### Records for this exercise

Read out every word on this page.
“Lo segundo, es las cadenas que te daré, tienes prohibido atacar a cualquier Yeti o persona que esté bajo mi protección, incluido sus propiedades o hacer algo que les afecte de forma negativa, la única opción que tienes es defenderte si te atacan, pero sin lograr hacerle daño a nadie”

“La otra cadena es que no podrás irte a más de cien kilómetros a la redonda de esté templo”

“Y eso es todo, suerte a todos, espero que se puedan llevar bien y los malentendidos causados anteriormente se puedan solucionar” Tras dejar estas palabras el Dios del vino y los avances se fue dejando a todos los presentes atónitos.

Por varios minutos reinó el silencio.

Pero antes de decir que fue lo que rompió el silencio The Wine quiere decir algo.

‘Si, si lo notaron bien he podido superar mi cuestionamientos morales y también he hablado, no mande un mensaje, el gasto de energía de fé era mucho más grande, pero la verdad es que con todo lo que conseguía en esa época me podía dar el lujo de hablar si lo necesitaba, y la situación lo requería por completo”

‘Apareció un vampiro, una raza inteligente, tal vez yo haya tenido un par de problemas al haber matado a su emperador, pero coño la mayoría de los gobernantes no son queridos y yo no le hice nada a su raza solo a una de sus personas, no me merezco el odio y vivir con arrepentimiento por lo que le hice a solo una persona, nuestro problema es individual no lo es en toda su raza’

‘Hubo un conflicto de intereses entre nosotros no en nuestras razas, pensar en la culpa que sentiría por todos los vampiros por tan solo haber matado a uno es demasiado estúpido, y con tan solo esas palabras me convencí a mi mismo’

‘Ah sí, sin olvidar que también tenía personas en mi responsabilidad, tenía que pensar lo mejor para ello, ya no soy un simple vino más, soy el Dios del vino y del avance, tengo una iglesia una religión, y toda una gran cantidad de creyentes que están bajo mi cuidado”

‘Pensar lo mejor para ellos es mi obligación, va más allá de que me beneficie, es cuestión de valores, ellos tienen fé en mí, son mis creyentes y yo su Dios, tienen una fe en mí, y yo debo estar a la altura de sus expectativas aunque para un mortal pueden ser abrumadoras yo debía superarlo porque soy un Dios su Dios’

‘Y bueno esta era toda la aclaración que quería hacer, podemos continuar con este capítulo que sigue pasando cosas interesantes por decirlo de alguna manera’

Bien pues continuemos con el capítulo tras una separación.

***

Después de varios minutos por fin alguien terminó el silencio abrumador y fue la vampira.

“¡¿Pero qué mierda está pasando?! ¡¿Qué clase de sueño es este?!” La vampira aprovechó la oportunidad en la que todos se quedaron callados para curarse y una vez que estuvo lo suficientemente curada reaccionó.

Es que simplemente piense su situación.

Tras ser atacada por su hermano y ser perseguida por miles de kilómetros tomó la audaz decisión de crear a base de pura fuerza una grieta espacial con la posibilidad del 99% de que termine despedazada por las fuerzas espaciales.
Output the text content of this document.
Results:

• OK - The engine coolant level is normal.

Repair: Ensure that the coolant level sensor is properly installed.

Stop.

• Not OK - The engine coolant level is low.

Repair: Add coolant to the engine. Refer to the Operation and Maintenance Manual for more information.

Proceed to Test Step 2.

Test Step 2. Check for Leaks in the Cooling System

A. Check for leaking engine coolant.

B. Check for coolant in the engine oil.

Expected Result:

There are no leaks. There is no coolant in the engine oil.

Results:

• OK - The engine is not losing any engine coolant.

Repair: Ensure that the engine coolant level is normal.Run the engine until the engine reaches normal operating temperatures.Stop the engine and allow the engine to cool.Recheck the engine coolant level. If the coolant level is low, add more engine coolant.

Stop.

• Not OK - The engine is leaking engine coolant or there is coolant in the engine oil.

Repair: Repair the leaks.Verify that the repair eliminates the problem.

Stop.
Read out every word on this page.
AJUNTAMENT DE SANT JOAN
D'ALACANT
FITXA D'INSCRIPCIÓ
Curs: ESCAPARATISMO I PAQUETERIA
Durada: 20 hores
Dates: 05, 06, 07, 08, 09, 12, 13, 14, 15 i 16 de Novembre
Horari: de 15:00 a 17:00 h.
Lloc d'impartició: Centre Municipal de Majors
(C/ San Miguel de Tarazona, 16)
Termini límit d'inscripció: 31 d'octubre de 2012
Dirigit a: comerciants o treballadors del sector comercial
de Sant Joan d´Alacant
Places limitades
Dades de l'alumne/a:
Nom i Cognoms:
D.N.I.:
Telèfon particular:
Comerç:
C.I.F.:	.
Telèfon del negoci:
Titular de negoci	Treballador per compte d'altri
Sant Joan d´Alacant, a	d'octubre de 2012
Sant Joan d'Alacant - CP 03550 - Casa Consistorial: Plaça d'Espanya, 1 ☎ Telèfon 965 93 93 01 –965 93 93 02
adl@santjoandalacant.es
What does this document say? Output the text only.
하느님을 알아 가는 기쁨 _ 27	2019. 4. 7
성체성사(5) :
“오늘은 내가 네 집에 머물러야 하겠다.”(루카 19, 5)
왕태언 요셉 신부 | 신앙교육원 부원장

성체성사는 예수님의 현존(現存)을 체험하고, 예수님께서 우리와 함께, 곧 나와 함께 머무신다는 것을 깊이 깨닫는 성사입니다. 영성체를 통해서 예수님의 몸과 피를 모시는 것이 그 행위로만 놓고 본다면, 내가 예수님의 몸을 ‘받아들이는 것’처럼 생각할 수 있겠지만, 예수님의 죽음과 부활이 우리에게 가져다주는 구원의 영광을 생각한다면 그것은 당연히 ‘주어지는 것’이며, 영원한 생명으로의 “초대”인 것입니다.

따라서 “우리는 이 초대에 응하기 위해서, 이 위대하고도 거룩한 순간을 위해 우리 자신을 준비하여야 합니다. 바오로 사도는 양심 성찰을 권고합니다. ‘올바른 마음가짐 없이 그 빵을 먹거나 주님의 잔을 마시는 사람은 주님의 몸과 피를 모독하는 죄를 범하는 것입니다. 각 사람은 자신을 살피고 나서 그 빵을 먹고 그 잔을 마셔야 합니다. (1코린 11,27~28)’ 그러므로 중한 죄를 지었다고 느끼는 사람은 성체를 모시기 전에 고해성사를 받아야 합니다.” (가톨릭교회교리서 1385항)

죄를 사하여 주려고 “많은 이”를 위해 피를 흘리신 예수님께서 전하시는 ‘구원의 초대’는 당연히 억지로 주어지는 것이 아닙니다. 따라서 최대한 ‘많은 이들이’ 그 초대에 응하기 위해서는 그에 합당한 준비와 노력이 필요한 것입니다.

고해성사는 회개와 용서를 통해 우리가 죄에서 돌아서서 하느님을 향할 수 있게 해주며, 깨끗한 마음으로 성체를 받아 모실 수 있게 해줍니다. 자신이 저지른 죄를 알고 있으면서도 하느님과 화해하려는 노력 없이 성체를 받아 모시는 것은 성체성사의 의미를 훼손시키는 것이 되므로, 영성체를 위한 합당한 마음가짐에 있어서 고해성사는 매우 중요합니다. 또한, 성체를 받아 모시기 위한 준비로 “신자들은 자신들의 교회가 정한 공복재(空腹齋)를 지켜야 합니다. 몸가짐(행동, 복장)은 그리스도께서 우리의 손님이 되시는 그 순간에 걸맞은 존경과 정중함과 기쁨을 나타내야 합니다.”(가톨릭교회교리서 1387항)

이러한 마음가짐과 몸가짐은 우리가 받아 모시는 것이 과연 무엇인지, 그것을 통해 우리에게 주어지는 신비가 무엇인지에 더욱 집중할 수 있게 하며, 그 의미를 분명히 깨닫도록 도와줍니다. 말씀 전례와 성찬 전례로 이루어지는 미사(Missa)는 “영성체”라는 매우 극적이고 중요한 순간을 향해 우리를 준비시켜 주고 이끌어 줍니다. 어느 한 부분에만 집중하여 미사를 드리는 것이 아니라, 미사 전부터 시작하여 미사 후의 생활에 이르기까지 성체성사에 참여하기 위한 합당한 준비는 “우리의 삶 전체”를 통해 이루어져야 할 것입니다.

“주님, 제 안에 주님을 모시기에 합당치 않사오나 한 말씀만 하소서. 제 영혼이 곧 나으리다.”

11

######

* _What you need to do_
List every line above containing the word "normal".

* _Exercise answer_
• OK - The engine coolant level is normal.
Repair: Ensure that the engine coolant level is normal.Run the engine until the engine reaches normal operating temperatures.Stop the engine and allow the engine to cool.Recheck the engine coolant level. If the coolant level is low, add more engine coolant.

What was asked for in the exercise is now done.